- What the task asks -
Write out the records from the first line through the line that contains "miss-streak-cell: 0 — [450, 2512, 480, 2540]", both ends included.

- Data shown -
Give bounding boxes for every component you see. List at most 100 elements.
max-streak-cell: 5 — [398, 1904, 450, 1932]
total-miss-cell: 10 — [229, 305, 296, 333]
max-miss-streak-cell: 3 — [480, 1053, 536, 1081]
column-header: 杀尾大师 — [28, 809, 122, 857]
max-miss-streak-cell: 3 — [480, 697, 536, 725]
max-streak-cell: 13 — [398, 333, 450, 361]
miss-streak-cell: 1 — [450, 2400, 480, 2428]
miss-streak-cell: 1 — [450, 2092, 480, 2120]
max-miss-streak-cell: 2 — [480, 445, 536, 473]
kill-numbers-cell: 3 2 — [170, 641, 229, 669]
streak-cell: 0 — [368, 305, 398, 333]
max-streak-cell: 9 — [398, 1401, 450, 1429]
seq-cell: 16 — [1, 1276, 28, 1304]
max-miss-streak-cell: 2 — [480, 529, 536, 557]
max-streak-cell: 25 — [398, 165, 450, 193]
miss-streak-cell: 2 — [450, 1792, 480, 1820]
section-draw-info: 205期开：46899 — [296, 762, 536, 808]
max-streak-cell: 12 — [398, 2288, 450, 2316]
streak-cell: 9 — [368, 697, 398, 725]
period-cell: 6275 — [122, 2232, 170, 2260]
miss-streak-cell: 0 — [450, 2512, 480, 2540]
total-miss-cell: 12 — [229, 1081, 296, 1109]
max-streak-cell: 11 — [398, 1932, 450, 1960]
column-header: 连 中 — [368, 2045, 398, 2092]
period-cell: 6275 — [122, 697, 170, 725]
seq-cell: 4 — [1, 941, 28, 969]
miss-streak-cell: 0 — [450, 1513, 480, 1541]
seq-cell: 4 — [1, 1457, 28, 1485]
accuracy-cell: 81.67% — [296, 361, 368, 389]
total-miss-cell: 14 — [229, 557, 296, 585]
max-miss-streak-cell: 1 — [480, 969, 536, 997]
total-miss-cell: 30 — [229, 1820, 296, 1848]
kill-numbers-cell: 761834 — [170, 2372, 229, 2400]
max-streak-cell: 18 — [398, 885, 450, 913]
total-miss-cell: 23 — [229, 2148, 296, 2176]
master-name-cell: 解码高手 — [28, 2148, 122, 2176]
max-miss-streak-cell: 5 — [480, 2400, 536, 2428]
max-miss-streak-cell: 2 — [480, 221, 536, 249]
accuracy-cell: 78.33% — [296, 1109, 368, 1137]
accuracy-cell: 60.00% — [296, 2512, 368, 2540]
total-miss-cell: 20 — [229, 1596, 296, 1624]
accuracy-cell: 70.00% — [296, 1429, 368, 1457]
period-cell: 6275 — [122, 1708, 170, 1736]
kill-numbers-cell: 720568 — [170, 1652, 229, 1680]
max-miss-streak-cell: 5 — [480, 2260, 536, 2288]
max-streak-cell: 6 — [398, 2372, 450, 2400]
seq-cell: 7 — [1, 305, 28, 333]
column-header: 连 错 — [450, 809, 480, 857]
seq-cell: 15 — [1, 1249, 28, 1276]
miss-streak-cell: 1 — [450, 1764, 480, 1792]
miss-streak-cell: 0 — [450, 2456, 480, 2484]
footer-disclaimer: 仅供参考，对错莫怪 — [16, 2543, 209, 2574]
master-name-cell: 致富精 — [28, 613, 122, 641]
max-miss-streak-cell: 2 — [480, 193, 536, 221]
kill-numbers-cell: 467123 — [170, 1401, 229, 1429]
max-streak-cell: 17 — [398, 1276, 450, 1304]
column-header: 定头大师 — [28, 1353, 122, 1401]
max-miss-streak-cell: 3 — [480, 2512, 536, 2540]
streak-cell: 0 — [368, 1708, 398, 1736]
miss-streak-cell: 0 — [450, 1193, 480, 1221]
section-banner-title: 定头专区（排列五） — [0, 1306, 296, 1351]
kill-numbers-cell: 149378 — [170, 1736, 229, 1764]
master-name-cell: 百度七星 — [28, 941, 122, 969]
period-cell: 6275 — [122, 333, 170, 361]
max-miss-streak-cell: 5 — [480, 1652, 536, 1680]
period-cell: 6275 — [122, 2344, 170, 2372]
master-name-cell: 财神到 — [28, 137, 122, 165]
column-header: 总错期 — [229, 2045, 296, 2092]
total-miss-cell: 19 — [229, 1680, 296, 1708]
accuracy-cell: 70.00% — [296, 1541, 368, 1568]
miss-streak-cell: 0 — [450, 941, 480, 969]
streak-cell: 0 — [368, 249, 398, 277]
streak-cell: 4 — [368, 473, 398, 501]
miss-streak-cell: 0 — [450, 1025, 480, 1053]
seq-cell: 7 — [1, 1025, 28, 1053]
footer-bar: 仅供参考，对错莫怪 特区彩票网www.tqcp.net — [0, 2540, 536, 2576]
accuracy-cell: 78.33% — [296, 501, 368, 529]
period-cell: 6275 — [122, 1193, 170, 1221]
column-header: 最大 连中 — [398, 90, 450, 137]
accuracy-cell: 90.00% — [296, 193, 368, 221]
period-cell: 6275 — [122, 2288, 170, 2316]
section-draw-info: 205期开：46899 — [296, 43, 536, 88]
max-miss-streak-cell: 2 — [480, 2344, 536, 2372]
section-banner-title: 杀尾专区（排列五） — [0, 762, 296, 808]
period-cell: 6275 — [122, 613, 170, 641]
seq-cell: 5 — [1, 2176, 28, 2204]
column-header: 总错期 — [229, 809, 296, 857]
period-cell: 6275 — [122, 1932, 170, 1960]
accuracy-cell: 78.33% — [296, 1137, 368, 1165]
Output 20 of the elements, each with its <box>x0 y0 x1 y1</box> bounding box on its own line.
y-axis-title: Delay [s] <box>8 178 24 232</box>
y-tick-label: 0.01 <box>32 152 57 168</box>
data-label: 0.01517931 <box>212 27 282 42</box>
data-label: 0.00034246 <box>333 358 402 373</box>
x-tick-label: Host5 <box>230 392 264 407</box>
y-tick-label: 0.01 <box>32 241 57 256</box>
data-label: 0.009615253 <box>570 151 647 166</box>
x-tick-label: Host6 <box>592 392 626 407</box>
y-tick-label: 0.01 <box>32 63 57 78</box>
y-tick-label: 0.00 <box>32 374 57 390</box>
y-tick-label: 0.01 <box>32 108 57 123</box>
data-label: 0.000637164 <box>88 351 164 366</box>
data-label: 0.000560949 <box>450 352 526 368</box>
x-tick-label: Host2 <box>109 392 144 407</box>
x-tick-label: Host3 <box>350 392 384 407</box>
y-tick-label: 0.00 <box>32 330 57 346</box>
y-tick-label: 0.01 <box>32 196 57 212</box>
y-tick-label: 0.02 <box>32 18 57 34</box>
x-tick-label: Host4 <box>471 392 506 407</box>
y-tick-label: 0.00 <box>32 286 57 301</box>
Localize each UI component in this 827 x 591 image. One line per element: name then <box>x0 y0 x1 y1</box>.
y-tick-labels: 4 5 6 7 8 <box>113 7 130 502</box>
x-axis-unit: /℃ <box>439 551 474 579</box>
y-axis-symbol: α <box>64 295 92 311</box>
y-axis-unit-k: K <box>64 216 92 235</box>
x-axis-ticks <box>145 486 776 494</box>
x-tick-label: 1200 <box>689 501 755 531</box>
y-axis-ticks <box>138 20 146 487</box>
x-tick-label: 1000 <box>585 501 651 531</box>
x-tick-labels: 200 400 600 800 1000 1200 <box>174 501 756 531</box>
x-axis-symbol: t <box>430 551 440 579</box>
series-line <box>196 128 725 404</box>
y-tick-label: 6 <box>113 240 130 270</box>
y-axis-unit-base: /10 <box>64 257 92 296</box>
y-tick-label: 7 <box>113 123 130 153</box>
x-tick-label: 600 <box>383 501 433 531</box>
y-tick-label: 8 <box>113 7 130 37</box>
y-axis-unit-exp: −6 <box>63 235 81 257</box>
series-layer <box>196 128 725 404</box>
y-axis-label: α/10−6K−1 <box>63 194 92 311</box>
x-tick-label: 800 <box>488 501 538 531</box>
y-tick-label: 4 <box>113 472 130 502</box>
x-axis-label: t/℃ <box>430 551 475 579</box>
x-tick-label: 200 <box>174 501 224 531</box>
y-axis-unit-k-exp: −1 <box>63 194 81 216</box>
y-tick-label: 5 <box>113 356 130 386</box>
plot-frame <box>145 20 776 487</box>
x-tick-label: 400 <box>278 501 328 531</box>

- Answer to the task -
Give bounding boxes for every component you see. List at most 100 elements.
max-streak-cell: 5 — [398, 1904, 450, 1932]
total-miss-cell: 10 — [229, 305, 296, 333]
max-miss-streak-cell: 3 — [480, 1053, 536, 1081]
column-header: 杀尾大师 — [28, 809, 122, 857]
max-miss-streak-cell: 3 — [480, 697, 536, 725]
max-streak-cell: 13 — [398, 333, 450, 361]
miss-streak-cell: 1 — [450, 2400, 480, 2428]
miss-streak-cell: 1 — [450, 2092, 480, 2120]
max-miss-streak-cell: 2 — [480, 445, 536, 473]
kill-numbers-cell: 3 2 — [170, 641, 229, 669]
streak-cell: 0 — [368, 305, 398, 333]
max-streak-cell: 9 — [398, 1401, 450, 1429]
seq-cell: 16 — [1, 1276, 28, 1304]
max-miss-streak-cell: 2 — [480, 529, 536, 557]
max-streak-cell: 25 — [398, 165, 450, 193]
miss-streak-cell: 2 — [450, 1792, 480, 1820]
section-draw-info: 205期开：46899 — [296, 762, 536, 808]
max-streak-cell: 12 — [398, 2288, 450, 2316]
streak-cell: 9 — [368, 697, 398, 725]
period-cell: 6275 — [122, 2232, 170, 2260]
miss-streak-cell: 0 — [450, 2512, 480, 2540]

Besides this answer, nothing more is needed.